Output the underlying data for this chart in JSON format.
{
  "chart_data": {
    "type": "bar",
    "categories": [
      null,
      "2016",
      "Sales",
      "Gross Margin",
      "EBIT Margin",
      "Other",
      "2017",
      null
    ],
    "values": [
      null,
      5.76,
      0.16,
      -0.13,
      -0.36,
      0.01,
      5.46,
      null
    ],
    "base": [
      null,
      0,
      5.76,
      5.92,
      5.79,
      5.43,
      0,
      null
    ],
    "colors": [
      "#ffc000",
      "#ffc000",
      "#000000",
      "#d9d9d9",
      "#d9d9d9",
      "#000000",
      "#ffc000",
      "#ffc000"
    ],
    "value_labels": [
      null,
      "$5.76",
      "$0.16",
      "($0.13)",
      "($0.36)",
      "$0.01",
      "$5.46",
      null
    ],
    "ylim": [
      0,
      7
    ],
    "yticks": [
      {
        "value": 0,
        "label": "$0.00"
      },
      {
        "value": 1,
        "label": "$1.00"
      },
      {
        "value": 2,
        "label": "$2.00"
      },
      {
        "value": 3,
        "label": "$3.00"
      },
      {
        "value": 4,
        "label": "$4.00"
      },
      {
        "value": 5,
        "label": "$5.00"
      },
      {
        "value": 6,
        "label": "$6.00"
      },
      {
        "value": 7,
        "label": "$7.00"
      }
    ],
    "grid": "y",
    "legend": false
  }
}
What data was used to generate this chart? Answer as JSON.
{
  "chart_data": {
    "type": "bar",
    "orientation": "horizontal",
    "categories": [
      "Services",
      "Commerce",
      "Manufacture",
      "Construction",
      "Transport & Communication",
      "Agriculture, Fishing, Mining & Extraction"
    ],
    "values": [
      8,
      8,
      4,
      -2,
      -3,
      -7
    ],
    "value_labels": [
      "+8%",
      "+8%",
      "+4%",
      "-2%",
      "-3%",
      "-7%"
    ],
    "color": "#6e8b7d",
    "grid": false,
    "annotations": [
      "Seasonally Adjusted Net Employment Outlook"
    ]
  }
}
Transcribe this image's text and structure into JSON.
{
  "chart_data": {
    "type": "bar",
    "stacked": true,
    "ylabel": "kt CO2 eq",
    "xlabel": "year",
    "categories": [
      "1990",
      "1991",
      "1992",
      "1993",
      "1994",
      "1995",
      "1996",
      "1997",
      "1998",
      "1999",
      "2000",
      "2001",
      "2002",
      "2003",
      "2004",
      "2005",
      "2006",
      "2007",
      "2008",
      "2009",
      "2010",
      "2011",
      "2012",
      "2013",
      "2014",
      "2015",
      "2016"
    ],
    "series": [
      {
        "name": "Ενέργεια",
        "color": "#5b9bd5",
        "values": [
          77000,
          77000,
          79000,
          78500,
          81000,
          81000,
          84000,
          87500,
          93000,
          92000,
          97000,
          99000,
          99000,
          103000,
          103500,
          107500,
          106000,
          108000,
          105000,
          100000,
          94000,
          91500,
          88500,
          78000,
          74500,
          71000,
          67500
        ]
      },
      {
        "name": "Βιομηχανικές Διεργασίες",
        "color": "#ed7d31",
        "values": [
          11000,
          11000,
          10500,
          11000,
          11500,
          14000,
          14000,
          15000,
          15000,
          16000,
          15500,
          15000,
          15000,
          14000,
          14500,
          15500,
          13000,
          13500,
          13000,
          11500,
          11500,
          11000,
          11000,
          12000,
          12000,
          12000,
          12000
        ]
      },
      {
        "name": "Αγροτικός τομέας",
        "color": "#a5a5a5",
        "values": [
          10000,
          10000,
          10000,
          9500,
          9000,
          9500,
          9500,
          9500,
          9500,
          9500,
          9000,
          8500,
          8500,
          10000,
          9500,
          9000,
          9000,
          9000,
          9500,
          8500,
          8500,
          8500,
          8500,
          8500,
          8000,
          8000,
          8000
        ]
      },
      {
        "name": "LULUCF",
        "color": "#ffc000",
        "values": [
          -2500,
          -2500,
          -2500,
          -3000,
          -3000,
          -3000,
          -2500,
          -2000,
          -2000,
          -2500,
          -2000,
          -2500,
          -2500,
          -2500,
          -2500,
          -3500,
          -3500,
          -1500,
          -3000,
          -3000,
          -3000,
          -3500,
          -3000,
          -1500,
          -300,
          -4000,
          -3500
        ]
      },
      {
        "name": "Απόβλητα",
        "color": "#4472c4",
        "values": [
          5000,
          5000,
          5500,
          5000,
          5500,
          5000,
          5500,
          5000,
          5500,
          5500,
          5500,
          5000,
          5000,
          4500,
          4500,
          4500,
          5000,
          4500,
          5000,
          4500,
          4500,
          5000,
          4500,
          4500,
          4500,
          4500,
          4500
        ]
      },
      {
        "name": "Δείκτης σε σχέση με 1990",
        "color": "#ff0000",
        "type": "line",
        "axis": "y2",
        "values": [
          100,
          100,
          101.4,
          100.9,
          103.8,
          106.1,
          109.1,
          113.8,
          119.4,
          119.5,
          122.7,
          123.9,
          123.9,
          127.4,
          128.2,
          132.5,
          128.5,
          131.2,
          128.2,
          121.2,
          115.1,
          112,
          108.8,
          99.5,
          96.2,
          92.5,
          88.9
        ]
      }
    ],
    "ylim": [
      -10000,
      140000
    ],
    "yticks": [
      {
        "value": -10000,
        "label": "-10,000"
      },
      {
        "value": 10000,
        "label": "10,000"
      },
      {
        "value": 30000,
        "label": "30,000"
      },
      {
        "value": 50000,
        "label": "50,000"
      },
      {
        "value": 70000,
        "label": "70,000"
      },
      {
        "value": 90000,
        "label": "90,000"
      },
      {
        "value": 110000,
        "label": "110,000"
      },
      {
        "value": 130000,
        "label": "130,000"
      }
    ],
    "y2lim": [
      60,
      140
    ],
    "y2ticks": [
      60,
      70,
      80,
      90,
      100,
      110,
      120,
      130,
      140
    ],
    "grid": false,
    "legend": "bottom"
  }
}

^^^^

:: Description of the task ::
Restate each entry exactly, skipping none.

:: Expected output ::
Output the underlying data for this chart in JSON format.
{
  "chart_data": {
    "type": "bar",
    "categories": [
      null,
      "2016",
      "Sales",
      "Gross Margin",
      "EBIT Margin",
      "Other",
      "2017",
      null
    ],
    "values": [
      null,
      5.76,
      0.16,
      -0.13,
      -0.36,
      0.01,
      5.46,
      null
    ],
    "base": [
      null,
      0,
      5.76,
      5.92,
      5.79,
      5.43,
      0,
      null
    ],
    "colors": [
      "#ffc000",
      "#ffc000",
      "#000000",
      "#d9d9d9",
      "#d9d9d9",
      "#000000",
      "#ffc000",
      "#ffc000"
    ],
    "value_labels": [
      null,
      "$5.76",
      "$0.16",
      "($0.13)",
      "($0.36)",
      "$0.01",
      "$5.46",
      null
    ],
    "ylim": [
      0,
      7
    ],
    "yticks": [
      {
        "value": 0,
        "label": "$0.00"
      },
      {
        "value": 1,
        "label": "$1.00"
      },
      {
        "value": 2,
        "label": "$2.00"
      },
      {
        "value": 3,
        "label": "$3.00"
      },
      {
        "value": 4,
        "label": "$4.00"
      },
      {
        "value": 5,
        "label": "$5.00"
      },
      {
        "value": 6,
        "label": "$6.00"
      },
      {
        "value": 7,
        "label": "$7.00"
      }
    ],
    "grid": "y",
    "legend": false
  }
}
What data was used to generate this chart? Answer as JSON.
{
  "chart_data": {
    "type": "bar",
    "orientation": "horizontal",
    "categories": [
      "Services",
      "Commerce",
      "Manufacture",
      "Construction",
      "Transport & Communication",
      "Agriculture, Fishing, Mining & Extraction"
    ],
    "values": [
      8,
      8,
      4,
      -2,
      -3,
      -7
    ],
    "value_labels": [
      "+8%",
      "+8%",
      "+4%",
      "-2%",
      "-3%",
      "-7%"
    ],
    "color": "#6e8b7d",
    "grid": false,
    "annotations": [
      "Seasonally Adjusted Net Employment Outlook"
    ]
  }
}
Transcribe this image's text and structure into JSON.
{
  "chart_data": {
    "type": "bar",
    "stacked": true,
    "ylabel": "kt CO2 eq",
    "xlabel": "year",
    "categories": [
      "1990",
      "1991",
      "1992",
      "1993",
      "1994",
      "1995",
      "1996",
      "1997",
      "1998",
      "1999",
      "2000",
      "2001",
      "2002",
      "2003",
      "2004",
      "2005",
      "2006",
      "2007",
      "2008",
      "2009",
      "2010",
      "2011",
      "2012",
      "2013",
      "2014",
      "2015",
      "2016"
    ],
    "series": [
      {
        "name": "Ενέργεια",
        "color": "#5b9bd5",
        "values": [
          77000,
          77000,
          79000,
          78500,
          81000,
          81000,
          84000,
          87500,
          93000,
          92000,
          97000,
          99000,
          99000,
          103000,
          103500,
          107500,
          106000,
          108000,
          105000,
          100000,
          94000,
          91500,
          88500,
          78000,
          74500,
          71000,
          67500
        ]
      },
      {
        "name": "Βιομηχανικές Διεργασίες",
        "color": "#ed7d31",
        "values": [
          11000,
          11000,
          10500,
          11000,
          11500,
          14000,
          14000,
          15000,
          15000,
          16000,
          15500,
          15000,
          15000,
          14000,
          14500,
          15500,
          13000,
          13500,
          13000,
          11500,
          11500,
          11000,
          11000,
          12000,
          12000,
          12000,
          12000
        ]
      },
      {
        "name": "Αγροτικός τομέας",
        "color": "#a5a5a5",
        "values": [
          10000,
          10000,
          10000,
          9500,
          9000,
          9500,
          9500,
          9500,
          9500,
          9500,
          9000,
          8500,
          8500,
          10000,
          9500,
          9000,
          9000,
          9000,
          9500,
          8500,
          8500,
          8500,
          8500,
          8500,
          8000,
          8000,
          8000
        ]
      },
      {
        "name": "LULUCF",
        "color": "#ffc000",
        "values": [
          -2500,
          -2500,
          -2500,
          -3000,
          -3000,
          -3000,
          -2500,
          -2000,
          -2000,
          -2500,
          -2000,
          -2500,
          -2500,
          -2500,
          -2500,
          -3500,
          -3500,
          -1500,
          -3000,
          -3000,
          -3000,
          -3500,
          -3000,
          -1500,
          -300,
          -4000,
          -3500
        ]
      },
      {
        "name": "Απόβλητα",
        "color": "#4472c4",
        "values": [
          5000,
          5000,
          5500,
          5000,
          5500,
          5000,
          5500,
          5000,
          5500,
          5500,
          5500,
          5000,
          5000,
          4500,
          4500,
          4500,
          5000,
          4500,
          5000,
          4500,
          4500,
          5000,
          4500,
          4500,
          4500,
          4500,
          4500
        ]
      },
      {
        "name": "Δείκτης σε σχέση με 1990",
        "color": "#ff0000",
        "type": "line",
        "axis": "y2",
        "values": [
          100,
          100,
          101.4,
          100.9,
          103.8,
          106.1,
          109.1,
          113.8,
          119.4,
          119.5,
          122.7,
          123.9,
          123.9,
          127.4,
          128.2,
          132.5,
          128.5,
          131.2,
          128.2,
          121.2,
          115.1,
          112,
          108.8,
          99.5,
          96.2,
          92.5,
          88.9
        ]
      }
    ],
    "ylim": [
      -10000,
      140000
    ],
    "yticks": [
      {
        "value": -10000,
        "label": "-10,000"
      },
      {
        "value": 10000,
        "label": "10,000"
      },
      {
        "value": 30000,
        "label": "30,000"
      },
      {
        "value": 50000,
        "label": "50,000"
      },
      {
        "value": 70000,
        "label": "70,000"
      },
      {
        "value": 90000,
        "label": "90,000"
      },
      {
        "value": 110000,
        "label": "110,000"
      },
      {
        "value": 130000,
        "label": "130,000"
      }
    ],
    "y2lim": [
      60,
      140
    ],
    "y2ticks": [
      60,
      70,
      80,
      90,
      100,
      110,
      120,
      130,
      140
    ],
    "grid": false,
    "legend": "bottom"
  }
}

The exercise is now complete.